═══ The input ═══

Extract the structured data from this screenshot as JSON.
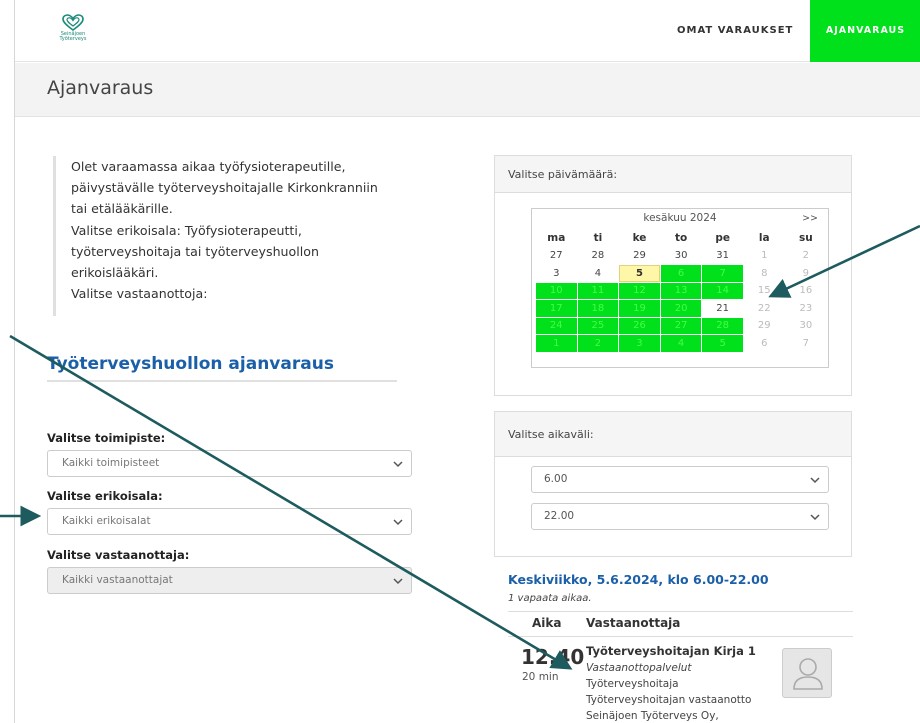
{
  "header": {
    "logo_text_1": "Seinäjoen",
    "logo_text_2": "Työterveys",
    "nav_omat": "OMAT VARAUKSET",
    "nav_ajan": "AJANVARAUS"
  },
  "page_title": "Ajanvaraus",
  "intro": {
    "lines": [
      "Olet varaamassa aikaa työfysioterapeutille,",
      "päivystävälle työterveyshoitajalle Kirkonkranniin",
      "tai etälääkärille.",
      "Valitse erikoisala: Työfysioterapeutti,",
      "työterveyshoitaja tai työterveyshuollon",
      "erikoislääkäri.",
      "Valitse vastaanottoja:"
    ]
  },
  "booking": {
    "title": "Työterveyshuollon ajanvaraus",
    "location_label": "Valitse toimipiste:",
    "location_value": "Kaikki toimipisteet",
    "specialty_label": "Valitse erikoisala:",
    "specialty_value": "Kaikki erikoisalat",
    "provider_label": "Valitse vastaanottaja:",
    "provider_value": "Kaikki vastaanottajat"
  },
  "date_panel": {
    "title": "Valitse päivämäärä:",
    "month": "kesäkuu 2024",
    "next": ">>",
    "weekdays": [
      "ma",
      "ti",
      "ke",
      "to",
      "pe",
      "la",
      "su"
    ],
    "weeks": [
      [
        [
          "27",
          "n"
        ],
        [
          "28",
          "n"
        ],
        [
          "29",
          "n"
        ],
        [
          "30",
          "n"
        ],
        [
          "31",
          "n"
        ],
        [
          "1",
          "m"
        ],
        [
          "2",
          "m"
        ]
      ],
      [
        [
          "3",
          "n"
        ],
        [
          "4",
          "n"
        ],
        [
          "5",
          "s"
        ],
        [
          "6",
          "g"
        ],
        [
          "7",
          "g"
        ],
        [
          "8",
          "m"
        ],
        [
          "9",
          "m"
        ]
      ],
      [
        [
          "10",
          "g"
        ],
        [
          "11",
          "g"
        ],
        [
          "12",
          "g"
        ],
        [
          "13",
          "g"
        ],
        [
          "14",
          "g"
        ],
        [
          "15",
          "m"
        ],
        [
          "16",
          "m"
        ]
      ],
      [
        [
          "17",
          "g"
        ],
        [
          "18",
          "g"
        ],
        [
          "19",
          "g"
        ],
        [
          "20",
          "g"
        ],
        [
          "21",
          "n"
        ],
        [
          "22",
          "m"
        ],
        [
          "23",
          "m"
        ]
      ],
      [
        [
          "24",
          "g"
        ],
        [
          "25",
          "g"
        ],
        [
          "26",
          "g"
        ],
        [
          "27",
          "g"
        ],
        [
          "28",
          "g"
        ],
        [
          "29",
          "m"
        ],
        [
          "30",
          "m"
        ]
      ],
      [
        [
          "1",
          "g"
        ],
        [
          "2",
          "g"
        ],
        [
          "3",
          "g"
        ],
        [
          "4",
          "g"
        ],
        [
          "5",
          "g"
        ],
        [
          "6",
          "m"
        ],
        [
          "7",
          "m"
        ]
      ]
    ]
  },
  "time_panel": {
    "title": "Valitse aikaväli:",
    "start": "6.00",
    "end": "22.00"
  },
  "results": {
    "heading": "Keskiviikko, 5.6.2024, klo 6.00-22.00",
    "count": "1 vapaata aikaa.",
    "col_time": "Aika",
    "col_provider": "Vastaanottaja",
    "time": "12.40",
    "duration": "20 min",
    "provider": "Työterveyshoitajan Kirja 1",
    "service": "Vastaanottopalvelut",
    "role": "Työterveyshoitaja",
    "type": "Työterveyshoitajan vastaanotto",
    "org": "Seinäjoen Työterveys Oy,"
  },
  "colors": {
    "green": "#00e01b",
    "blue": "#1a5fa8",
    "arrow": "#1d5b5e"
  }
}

═══
═══ The input ═══

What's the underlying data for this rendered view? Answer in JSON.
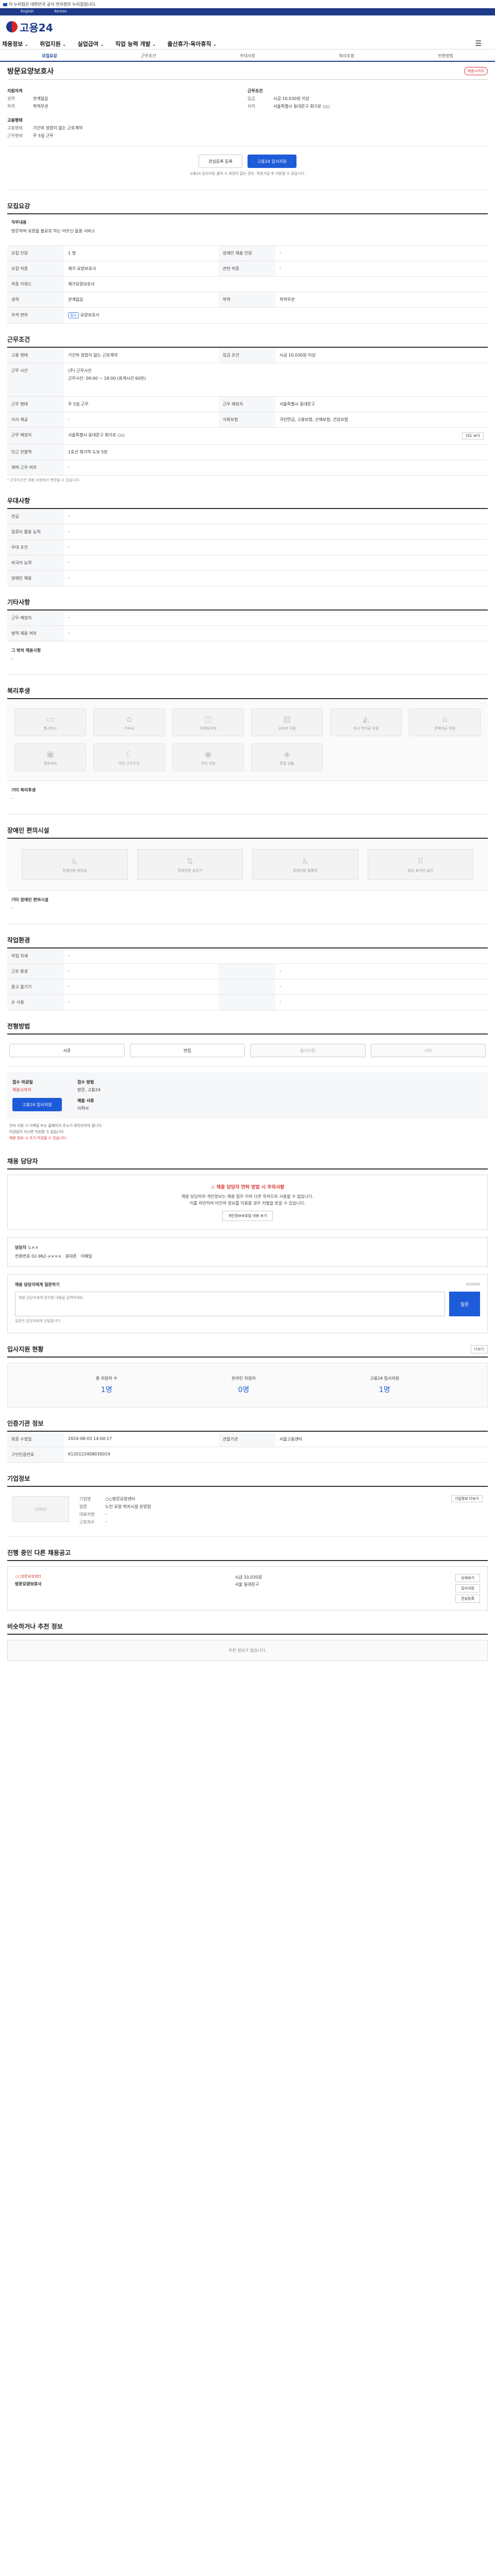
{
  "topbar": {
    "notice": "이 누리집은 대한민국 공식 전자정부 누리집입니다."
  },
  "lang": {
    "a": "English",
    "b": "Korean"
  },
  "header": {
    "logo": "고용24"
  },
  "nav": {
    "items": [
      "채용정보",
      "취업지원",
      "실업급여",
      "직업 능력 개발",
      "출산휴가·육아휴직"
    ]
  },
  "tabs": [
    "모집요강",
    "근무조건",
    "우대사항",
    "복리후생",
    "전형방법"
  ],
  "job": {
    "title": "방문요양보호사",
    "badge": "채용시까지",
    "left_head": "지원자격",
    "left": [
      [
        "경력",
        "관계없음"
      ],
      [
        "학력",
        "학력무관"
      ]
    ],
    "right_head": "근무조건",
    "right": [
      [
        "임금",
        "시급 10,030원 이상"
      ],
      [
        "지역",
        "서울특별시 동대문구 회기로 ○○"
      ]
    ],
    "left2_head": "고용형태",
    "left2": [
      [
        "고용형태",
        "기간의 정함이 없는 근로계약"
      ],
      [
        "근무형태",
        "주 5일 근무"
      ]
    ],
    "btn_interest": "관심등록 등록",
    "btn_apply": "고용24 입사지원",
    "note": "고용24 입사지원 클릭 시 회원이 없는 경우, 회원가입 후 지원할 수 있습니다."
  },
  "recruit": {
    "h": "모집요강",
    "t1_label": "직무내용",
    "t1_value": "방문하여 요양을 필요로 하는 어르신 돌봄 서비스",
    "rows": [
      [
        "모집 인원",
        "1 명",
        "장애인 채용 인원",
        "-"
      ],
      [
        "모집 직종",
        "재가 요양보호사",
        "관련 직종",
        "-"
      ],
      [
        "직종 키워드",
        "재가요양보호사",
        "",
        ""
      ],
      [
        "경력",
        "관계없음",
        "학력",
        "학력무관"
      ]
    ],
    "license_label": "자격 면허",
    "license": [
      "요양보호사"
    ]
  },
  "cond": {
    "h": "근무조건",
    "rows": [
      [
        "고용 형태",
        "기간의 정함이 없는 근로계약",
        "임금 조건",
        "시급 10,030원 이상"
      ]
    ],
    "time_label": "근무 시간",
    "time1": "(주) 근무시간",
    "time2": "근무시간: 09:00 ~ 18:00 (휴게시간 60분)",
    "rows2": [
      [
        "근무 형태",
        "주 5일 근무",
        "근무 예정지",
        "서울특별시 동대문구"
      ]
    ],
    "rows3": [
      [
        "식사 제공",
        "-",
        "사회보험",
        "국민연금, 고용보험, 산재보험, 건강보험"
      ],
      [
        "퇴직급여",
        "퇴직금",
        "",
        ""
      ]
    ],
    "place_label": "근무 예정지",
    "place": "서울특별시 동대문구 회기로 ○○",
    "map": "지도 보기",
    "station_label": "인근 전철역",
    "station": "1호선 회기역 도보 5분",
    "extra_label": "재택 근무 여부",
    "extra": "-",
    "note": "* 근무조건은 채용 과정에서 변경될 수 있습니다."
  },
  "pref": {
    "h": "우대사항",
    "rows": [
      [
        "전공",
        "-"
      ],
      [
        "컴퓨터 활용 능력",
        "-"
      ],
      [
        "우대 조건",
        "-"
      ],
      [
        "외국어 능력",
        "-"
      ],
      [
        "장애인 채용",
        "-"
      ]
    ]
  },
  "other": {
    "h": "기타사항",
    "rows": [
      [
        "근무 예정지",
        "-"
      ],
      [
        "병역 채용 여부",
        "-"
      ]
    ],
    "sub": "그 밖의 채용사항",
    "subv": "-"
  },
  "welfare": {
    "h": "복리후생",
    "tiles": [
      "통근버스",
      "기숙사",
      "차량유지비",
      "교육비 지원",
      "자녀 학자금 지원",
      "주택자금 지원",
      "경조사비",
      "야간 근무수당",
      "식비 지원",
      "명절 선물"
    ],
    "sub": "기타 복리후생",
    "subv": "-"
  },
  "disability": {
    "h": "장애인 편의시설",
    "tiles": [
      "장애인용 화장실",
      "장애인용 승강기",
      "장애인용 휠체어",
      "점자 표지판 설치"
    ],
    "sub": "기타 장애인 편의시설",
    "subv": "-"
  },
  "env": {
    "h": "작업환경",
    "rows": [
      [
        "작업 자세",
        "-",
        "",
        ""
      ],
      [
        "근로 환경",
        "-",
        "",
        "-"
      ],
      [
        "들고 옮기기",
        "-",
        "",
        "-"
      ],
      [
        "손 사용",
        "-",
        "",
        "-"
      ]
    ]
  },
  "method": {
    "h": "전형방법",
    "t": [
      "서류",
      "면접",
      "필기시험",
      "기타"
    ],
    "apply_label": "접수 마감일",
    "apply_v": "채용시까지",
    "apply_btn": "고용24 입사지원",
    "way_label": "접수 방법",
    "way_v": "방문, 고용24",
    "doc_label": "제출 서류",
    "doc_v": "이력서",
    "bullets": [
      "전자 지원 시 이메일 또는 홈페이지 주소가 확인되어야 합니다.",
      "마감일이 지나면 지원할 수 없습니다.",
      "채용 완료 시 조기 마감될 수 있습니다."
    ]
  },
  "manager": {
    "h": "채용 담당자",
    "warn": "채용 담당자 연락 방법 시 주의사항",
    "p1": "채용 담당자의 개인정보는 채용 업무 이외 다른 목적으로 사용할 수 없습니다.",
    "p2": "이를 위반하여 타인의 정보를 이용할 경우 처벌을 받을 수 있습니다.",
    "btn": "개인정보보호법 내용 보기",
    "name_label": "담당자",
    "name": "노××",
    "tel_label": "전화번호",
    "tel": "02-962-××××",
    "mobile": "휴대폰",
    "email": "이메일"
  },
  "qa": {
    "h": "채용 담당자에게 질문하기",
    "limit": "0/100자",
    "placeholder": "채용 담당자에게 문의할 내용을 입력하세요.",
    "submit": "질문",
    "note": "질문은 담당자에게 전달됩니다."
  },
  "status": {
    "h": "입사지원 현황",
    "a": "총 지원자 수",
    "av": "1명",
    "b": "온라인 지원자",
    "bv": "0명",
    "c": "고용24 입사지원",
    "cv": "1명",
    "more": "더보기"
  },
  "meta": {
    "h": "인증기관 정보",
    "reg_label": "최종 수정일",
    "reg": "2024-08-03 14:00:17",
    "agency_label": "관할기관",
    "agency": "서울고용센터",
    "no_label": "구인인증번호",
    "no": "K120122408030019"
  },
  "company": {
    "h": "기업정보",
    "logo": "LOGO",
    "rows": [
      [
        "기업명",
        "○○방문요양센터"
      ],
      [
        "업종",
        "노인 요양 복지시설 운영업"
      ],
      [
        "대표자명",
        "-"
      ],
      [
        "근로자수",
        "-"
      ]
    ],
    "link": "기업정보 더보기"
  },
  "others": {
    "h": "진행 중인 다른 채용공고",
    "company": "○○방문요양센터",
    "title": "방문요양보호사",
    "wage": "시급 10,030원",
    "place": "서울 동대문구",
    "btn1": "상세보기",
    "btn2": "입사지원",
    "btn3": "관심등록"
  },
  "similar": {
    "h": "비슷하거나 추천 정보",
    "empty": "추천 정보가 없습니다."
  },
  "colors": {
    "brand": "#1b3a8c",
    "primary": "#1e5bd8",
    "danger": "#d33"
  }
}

═══
═══ The input ═══

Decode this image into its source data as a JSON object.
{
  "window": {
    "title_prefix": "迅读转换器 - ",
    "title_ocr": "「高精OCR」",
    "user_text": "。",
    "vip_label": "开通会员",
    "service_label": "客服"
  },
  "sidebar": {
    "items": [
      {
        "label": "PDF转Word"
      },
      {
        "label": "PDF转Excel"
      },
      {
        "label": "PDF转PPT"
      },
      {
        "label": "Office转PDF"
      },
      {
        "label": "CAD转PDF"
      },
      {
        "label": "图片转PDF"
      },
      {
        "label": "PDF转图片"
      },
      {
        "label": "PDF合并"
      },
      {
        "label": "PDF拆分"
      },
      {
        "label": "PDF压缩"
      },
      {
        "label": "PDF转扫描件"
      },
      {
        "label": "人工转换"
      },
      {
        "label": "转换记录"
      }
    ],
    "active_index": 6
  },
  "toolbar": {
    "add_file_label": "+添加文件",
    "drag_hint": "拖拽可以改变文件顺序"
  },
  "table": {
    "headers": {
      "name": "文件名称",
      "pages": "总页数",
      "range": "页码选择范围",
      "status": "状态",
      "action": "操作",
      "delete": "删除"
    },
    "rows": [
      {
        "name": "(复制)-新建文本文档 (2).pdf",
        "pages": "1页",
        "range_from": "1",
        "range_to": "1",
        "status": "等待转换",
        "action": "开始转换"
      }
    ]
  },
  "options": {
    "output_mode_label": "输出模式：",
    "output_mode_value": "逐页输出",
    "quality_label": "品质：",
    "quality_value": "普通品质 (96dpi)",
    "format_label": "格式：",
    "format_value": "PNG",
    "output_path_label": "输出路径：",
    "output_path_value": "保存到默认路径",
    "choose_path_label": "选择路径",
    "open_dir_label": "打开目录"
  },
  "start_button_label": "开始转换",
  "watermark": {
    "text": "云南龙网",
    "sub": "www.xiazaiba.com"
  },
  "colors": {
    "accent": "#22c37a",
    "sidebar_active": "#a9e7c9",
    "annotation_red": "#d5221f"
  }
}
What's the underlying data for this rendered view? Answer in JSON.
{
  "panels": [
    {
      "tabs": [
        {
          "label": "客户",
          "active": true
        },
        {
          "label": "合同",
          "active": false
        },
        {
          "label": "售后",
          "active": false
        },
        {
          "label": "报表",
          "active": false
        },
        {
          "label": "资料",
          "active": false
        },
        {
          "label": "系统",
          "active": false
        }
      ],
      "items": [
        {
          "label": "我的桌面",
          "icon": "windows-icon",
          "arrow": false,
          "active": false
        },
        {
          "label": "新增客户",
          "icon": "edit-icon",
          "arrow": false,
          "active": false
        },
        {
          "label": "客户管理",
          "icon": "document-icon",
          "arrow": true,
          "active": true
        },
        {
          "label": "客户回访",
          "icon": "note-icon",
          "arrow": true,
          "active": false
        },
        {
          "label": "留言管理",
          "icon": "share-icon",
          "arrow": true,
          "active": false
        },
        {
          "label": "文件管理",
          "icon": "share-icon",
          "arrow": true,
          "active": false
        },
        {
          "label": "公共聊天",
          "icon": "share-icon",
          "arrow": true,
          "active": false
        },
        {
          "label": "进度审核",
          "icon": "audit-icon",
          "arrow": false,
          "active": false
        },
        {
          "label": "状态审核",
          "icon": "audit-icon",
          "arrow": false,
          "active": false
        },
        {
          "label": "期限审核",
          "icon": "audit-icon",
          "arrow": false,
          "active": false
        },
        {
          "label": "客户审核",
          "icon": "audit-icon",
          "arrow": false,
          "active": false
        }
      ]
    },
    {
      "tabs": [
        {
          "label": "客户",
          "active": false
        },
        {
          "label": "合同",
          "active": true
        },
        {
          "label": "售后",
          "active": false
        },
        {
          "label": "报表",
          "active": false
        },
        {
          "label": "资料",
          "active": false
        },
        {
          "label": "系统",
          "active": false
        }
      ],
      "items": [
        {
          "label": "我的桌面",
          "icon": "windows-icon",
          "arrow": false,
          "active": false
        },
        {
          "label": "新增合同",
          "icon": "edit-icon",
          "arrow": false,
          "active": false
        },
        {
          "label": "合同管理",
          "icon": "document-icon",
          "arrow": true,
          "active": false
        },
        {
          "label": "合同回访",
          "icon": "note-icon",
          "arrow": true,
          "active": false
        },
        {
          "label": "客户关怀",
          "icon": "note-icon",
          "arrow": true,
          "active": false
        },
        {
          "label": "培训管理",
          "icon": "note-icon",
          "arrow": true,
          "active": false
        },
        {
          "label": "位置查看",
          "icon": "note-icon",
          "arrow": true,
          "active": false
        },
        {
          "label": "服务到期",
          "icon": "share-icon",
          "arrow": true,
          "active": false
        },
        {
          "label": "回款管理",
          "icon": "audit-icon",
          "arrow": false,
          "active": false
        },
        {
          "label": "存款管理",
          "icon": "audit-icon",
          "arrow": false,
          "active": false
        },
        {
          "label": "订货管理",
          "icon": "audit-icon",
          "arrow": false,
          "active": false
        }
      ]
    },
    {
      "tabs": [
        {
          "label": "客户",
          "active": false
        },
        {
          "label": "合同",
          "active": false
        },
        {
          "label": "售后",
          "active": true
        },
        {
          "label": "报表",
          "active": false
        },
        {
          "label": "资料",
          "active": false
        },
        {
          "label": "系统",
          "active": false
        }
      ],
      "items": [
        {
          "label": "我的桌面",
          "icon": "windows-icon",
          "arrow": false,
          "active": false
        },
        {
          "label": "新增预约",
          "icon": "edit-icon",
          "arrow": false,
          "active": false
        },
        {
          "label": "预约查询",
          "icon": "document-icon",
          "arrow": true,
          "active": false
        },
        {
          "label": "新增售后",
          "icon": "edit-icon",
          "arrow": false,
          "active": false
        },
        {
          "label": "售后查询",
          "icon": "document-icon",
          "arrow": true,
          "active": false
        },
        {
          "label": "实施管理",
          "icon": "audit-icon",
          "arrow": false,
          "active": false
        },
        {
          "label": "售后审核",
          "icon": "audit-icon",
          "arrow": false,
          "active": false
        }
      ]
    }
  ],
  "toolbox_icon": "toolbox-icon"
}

═══

#### [Task prompt]
Gather up the lines containing the word "동대문구" from these records and copy them.

#### [The solution]
        "서울특별시 동대문구 회기로 ○○"
        "서울특별시 동대문구"
    "place": "서울특별시 동대문구 회기로 ○○",
    "place": "서울 동대문구",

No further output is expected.